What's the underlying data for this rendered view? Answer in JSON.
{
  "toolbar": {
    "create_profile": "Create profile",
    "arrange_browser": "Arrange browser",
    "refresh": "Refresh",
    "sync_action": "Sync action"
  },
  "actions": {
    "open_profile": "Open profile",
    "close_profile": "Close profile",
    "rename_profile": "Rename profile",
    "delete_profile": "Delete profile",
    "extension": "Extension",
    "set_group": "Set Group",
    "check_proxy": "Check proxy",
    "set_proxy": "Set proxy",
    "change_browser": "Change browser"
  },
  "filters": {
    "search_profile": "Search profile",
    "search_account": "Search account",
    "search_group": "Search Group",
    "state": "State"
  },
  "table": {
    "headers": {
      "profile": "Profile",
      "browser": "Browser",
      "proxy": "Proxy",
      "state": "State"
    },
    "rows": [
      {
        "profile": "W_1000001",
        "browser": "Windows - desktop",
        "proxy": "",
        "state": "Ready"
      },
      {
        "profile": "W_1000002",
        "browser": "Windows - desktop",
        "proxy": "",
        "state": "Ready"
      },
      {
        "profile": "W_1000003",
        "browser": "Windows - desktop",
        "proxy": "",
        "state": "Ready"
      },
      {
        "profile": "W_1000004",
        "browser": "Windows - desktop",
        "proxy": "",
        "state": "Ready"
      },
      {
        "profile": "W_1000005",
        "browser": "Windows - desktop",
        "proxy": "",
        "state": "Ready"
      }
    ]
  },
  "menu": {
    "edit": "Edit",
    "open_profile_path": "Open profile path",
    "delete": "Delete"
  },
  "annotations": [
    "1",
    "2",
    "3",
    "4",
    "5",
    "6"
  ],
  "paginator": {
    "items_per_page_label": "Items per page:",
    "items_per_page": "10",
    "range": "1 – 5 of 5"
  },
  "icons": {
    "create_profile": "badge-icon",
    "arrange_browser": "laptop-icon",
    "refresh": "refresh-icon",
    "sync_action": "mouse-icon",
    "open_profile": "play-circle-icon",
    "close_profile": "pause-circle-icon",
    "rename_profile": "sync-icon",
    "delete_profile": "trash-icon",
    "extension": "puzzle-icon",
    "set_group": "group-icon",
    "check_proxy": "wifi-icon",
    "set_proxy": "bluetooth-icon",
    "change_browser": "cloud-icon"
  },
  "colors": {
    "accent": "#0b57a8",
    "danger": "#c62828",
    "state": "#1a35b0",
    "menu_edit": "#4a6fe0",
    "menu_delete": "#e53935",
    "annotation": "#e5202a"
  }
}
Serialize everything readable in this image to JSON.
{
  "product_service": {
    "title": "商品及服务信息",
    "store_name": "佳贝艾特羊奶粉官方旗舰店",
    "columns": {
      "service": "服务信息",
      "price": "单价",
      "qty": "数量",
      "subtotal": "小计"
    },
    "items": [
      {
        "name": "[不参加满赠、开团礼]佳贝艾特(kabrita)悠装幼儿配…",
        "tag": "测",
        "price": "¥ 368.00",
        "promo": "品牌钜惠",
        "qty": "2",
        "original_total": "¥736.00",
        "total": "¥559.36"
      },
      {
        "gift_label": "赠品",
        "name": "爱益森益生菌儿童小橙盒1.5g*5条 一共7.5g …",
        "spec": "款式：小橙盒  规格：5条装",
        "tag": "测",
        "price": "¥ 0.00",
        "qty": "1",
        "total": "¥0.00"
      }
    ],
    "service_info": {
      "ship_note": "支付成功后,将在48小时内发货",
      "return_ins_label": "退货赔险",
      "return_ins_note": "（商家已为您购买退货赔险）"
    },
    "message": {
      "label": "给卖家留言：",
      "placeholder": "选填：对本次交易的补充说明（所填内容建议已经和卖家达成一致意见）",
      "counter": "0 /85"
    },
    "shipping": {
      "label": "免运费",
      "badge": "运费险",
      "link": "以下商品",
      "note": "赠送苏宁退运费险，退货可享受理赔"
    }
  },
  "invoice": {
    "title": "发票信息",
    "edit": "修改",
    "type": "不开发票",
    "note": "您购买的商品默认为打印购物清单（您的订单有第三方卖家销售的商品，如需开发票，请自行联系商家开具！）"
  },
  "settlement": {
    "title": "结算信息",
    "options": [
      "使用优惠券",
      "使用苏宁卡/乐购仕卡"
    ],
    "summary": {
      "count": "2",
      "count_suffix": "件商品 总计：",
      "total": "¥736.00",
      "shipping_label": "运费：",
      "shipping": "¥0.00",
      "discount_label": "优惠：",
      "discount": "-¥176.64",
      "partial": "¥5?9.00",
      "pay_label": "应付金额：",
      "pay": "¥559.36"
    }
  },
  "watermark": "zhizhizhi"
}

Instructions to follow — All of the entries must be quoted exactly; please include each one.

Result for this exercise —
What's the underlying data for this rendered view? Answer in JSON.
{
  "toolbar": {
    "create_profile": "Create profile",
    "arrange_browser": "Arrange browser",
    "refresh": "Refresh",
    "sync_action": "Sync action"
  },
  "actions": {
    "open_profile": "Open profile",
    "close_profile": "Close profile",
    "rename_profile": "Rename profile",
    "delete_profile": "Delete profile",
    "extension": "Extension",
    "set_group": "Set Group",
    "check_proxy": "Check proxy",
    "set_proxy": "Set proxy",
    "change_browser": "Change browser"
  },
  "filters": {
    "search_profile": "Search profile",
    "search_account": "Search account",
    "search_group": "Search Group",
    "state": "State"
  },
  "table": {
    "headers": {
      "profile": "Profile",
      "browser": "Browser",
      "proxy": "Proxy",
      "state": "State"
    },
    "rows": [
      {
        "profile": "W_1000001",
        "browser": "Windows - desktop",
        "proxy": "",
        "state": "Ready"
      },
      {
        "profile": "W_1000002",
        "browser": "Windows - desktop",
        "proxy": "",
        "state": "Ready"
      },
      {
        "profile": "W_1000003",
        "browser": "Windows - desktop",
        "proxy": "",
        "state": "Ready"
      },
      {
        "profile": "W_1000004",
        "browser": "Windows - desktop",
        "proxy": "",
        "state": "Ready"
      },
      {
        "profile": "W_1000005",
        "browser": "Windows - desktop",
        "proxy": "",
        "state": "Ready"
      }
    ]
  },
  "menu": {
    "edit": "Edit",
    "open_profile_path": "Open profile path",
    "delete": "Delete"
  },
  "annotations": [
    "1",
    "2",
    "3",
    "4",
    "5",
    "6"
  ],
  "paginator": {
    "items_per_page_label": "Items per page:",
    "items_per_page": "10",
    "range": "1 – 5 of 5"
  },
  "icons": {
    "create_profile": "badge-icon",
    "arrange_browser": "laptop-icon",
    "refresh": "refresh-icon",
    "sync_action": "mouse-icon",
    "open_profile": "play-circle-icon",
    "close_profile": "pause-circle-icon",
    "rename_profile": "sync-icon",
    "delete_profile": "trash-icon",
    "extension": "puzzle-icon",
    "set_group": "group-icon",
    "check_proxy": "wifi-icon",
    "set_proxy": "bluetooth-icon",
    "change_browser": "cloud-icon"
  },
  "colors": {
    "accent": "#0b57a8",
    "danger": "#c62828",
    "state": "#1a35b0",
    "menu_edit": "#4a6fe0",
    "menu_delete": "#e53935",
    "annotation": "#e5202a"
  }
}
Serialize everything readable in this image to JSON.
{
  "product_service": {
    "title": "商品及服务信息",
    "store_name": "佳贝艾特羊奶粉官方旗舰店",
    "columns": {
      "service": "服务信息",
      "price": "单价",
      "qty": "数量",
      "subtotal": "小计"
    },
    "items": [
      {
        "name": "[不参加满赠、开团礼]佳贝艾特(kabrita)悠装幼儿配…",
        "tag": "测",
        "price": "¥ 368.00",
        "promo": "品牌钜惠",
        "qty": "2",
        "original_total": "¥736.00",
        "total": "¥559.36"
      },
      {
        "gift_label": "赠品",
        "name": "爱益森益生菌儿童小橙盒1.5g*5条 一共7.5g …",
        "spec": "款式：小橙盒  规格：5条装",
        "tag": "测",
        "price": "¥ 0.00",
        "qty": "1",
        "total": "¥0.00"
      }
    ],
    "service_info": {
      "ship_note": "支付成功后,将在48小时内发货",
      "return_ins_label": "退货赔险",
      "return_ins_note": "（商家已为您购买退货赔险）"
    },
    "message": {
      "label": "给卖家留言：",
      "placeholder": "选填：对本次交易的补充说明（所填内容建议已经和卖家达成一致意见）",
      "counter": "0 /85"
    },
    "shipping": {
      "label": "免运费",
      "badge": "运费险",
      "link": "以下商品",
      "note": "赠送苏宁退运费险，退货可享受理赔"
    }
  },
  "invoice": {
    "title": "发票信息",
    "edit": "修改",
    "type": "不开发票",
    "note": "您购买的商品默认为打印购物清单（您的订单有第三方卖家销售的商品，如需开发票，请自行联系商家开具！）"
  },
  "settlement": {
    "title": "结算信息",
    "options": [
      "使用优惠券",
      "使用苏宁卡/乐购仕卡"
    ],
    "summary": {
      "count": "2",
      "count_suffix": "件商品 总计：",
      "total": "¥736.00",
      "shipping_label": "运费：",
      "shipping": "¥0.00",
      "discount_label": "优惠：",
      "discount": "-¥176.64",
      "partial": "¥5?9.00",
      "pay_label": "应付金额：",
      "pay": "¥559.36"
    }
  },
  "watermark": "zhizhizhi"
}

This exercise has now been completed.